• _GIVEN INSTRUCTION_:
Without the pictures, reproduce the records that follow exactly.

Records from a data source:
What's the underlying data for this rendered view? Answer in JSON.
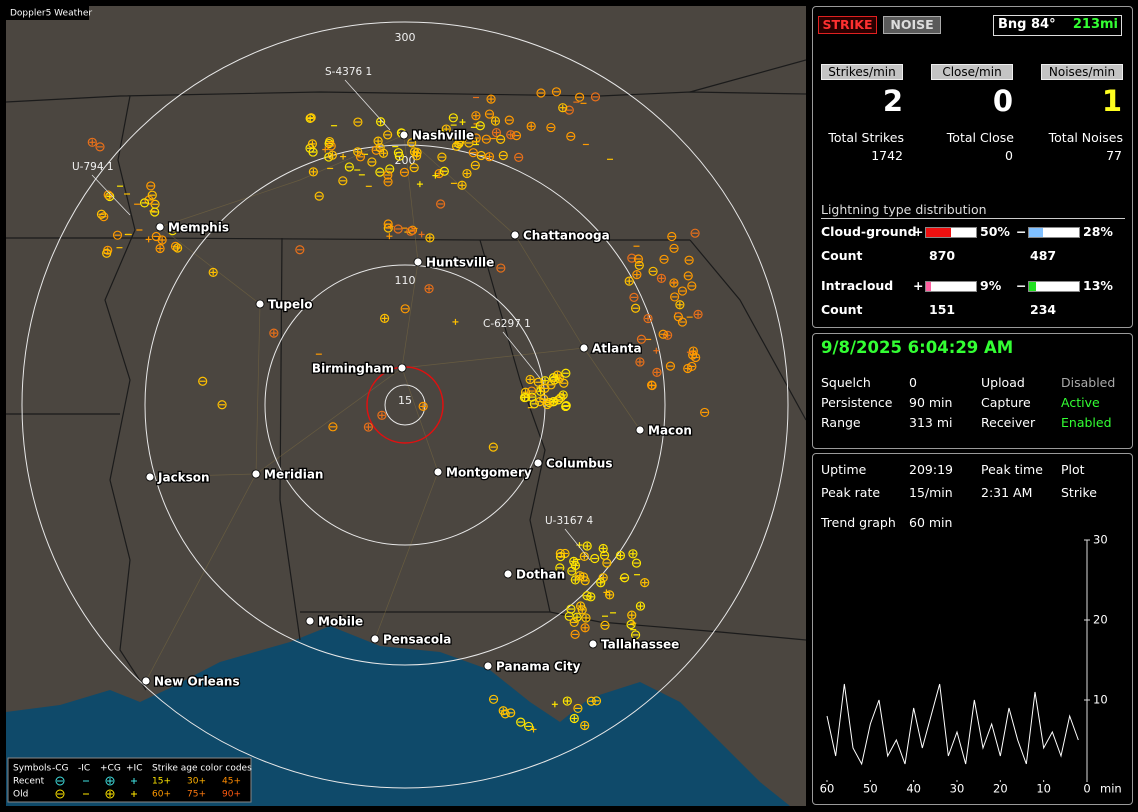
{
  "map": {
    "title": "Doppler5 Weather",
    "rings": [
      300,
      200,
      110,
      15
    ],
    "cities": [
      "Nashville",
      "Memphis",
      "Chattanooga",
      "Huntsville",
      "Tupelo",
      "Atlanta",
      "Birmingham",
      "Macon",
      "Columbus",
      "Montgomery",
      "Jackson",
      "Meridian",
      "Dothan",
      "Mobile",
      "Pensacola",
      "Tallahassee",
      "Panama City",
      "New Orleans"
    ],
    "storms": [
      "S-4376 1",
      "U-794 1",
      "C-6297 1",
      "U-3167 4"
    ],
    "legend": {
      "symbols": "Symbols",
      "types": [
        "-CG",
        "-IC",
        "+CG",
        "+IC"
      ],
      "age_title": "Strike age color codes",
      "rows": [
        "Recent",
        "Old"
      ],
      "ages": [
        [
          "15+",
          "30+",
          "45+"
        ],
        [
          "60+",
          "75+",
          "90+"
        ]
      ]
    }
  },
  "panel": {
    "modes": [
      "STRIKE",
      "NOISE"
    ],
    "bearing": "Bng 84°",
    "distance": "213mi",
    "rates": {
      "labels": [
        "Strikes/min",
        "Close/min",
        "Noises/min"
      ],
      "values": [
        2,
        0,
        1
      ]
    },
    "totals": {
      "labels": [
        "Total Strikes",
        "Total Close",
        "Total Noises"
      ],
      "values": [
        1742,
        0,
        77
      ]
    },
    "distribution": {
      "title": "Lightning type distribution",
      "rows": [
        {
          "label": "Cloud-ground",
          "pos_sign": "+",
          "pos": {
            "value": 50,
            "label": "50%"
          },
          "neg_sign": "−",
          "neg": {
            "value": 28,
            "label": "28%"
          },
          "count_label": "Count",
          "counts": [
            870,
            487
          ]
        },
        {
          "label": "Intracloud",
          "pos_sign": "+",
          "pos": {
            "value": 9,
            "label": "9%"
          },
          "neg_sign": "−",
          "neg": {
            "value": 13,
            "label": "13%"
          },
          "count_label": "Count",
          "counts": [
            151,
            234
          ]
        }
      ]
    },
    "clock": "9/8/2025 6:04:29 AM",
    "status": [
      [
        "Squelch",
        0,
        "Upload",
        "Disabled"
      ],
      [
        "Persistence",
        "90 min",
        "Capture",
        "Active"
      ],
      [
        "Range",
        "313 mi",
        "Receiver",
        "Enabled"
      ]
    ],
    "stats": [
      [
        "Uptime",
        "209:19",
        "Peak time",
        "Plot"
      ],
      [
        "Peak rate",
        "15/min",
        "2:31 AM",
        "Strike"
      ]
    ],
    "trend": {
      "title": "Trend graph",
      "span": "60 min",
      "xlabel": "min",
      "xlim": [
        60,
        0
      ],
      "xticks": [
        60,
        50,
        40,
        30,
        20,
        10,
        0
      ],
      "ylim": [
        0,
        30
      ],
      "yticks": [
        10,
        20,
        30
      ],
      "x": [
        60,
        58,
        56,
        54,
        52,
        50,
        48,
        46,
        44,
        42,
        40,
        38,
        36,
        34,
        32,
        30,
        28,
        26,
        24,
        22,
        20,
        18,
        16,
        14,
        12,
        10,
        8,
        6,
        4,
        2
      ],
      "series": [
        {
          "color": "#ffffff",
          "values": [
            8,
            3,
            12,
            4,
            2,
            7,
            10,
            3,
            5,
            2,
            9,
            4,
            8,
            12,
            3,
            6,
            2,
            10,
            4,
            7,
            3,
            9,
            5,
            2,
            11,
            4,
            6,
            3,
            8,
            5
          ]
        }
      ]
    }
  }
}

• _ANSWER TO THE TASK_:
What's the underlying data for this rendered view? Answer in JSON.
{
  "map": {
    "title": "Doppler5 Weather",
    "rings": [
      300,
      200,
      110,
      15
    ],
    "cities": [
      "Nashville",
      "Memphis",
      "Chattanooga",
      "Huntsville",
      "Tupelo",
      "Atlanta",
      "Birmingham",
      "Macon",
      "Columbus",
      "Montgomery",
      "Jackson",
      "Meridian",
      "Dothan",
      "Mobile",
      "Pensacola",
      "Tallahassee",
      "Panama City",
      "New Orleans"
    ],
    "storms": [
      "S-4376 1",
      "U-794 1",
      "C-6297 1",
      "U-3167 4"
    ],
    "legend": {
      "symbols": "Symbols",
      "types": [
        "-CG",
        "-IC",
        "+CG",
        "+IC"
      ],
      "age_title": "Strike age color codes",
      "rows": [
        "Recent",
        "Old"
      ],
      "ages": [
        [
          "15+",
          "30+",
          "45+"
        ],
        [
          "60+",
          "75+",
          "90+"
        ]
      ]
    }
  },
  "panel": {
    "modes": [
      "STRIKE",
      "NOISE"
    ],
    "bearing": "Bng 84°",
    "distance": "213mi",
    "rates": {
      "labels": [
        "Strikes/min",
        "Close/min",
        "Noises/min"
      ],
      "values": [
        2,
        0,
        1
      ]
    },
    "totals": {
      "labels": [
        "Total Strikes",
        "Total Close",
        "Total Noises"
      ],
      "values": [
        1742,
        0,
        77
      ]
    },
    "distribution": {
      "title": "Lightning type distribution",
      "rows": [
        {
          "label": "Cloud-ground",
          "pos_sign": "+",
          "pos": {
            "value": 50,
            "label": "50%"
          },
          "neg_sign": "−",
          "neg": {
            "value": 28,
            "label": "28%"
          },
          "count_label": "Count",
          "counts": [
            870,
            487
          ]
        },
        {
          "label": "Intracloud",
          "pos_sign": "+",
          "pos": {
            "value": 9,
            "label": "9%"
          },
          "neg_sign": "−",
          "neg": {
            "value": 13,
            "label": "13%"
          },
          "count_label": "Count",
          "counts": [
            151,
            234
          ]
        }
      ]
    },
    "clock": "9/8/2025 6:04:29 AM",
    "status": [
      [
        "Squelch",
        0,
        "Upload",
        "Disabled"
      ],
      [
        "Persistence",
        "90 min",
        "Capture",
        "Active"
      ],
      [
        "Range",
        "313 mi",
        "Receiver",
        "Enabled"
      ]
    ],
    "stats": [
      [
        "Uptime",
        "209:19",
        "Peak time",
        "Plot"
      ],
      [
        "Peak rate",
        "15/min",
        "2:31 AM",
        "Strike"
      ]
    ],
    "trend": {
      "title": "Trend graph",
      "span": "60 min",
      "xlabel": "min",
      "xlim": [
        60,
        0
      ],
      "xticks": [
        60,
        50,
        40,
        30,
        20,
        10,
        0
      ],
      "ylim": [
        0,
        30
      ],
      "yticks": [
        10,
        20,
        30
      ],
      "x": [
        60,
        58,
        56,
        54,
        52,
        50,
        48,
        46,
        44,
        42,
        40,
        38,
        36,
        34,
        32,
        30,
        28,
        26,
        24,
        22,
        20,
        18,
        16,
        14,
        12,
        10,
        8,
        6,
        4,
        2
      ],
      "series": [
        {
          "color": "#ffffff",
          "values": [
            8,
            3,
            12,
            4,
            2,
            7,
            10,
            3,
            5,
            2,
            9,
            4,
            8,
            12,
            3,
            6,
            2,
            10,
            4,
            7,
            3,
            9,
            5,
            2,
            11,
            4,
            6,
            3,
            8,
            5
          ]
        }
      ]
    }
  }
}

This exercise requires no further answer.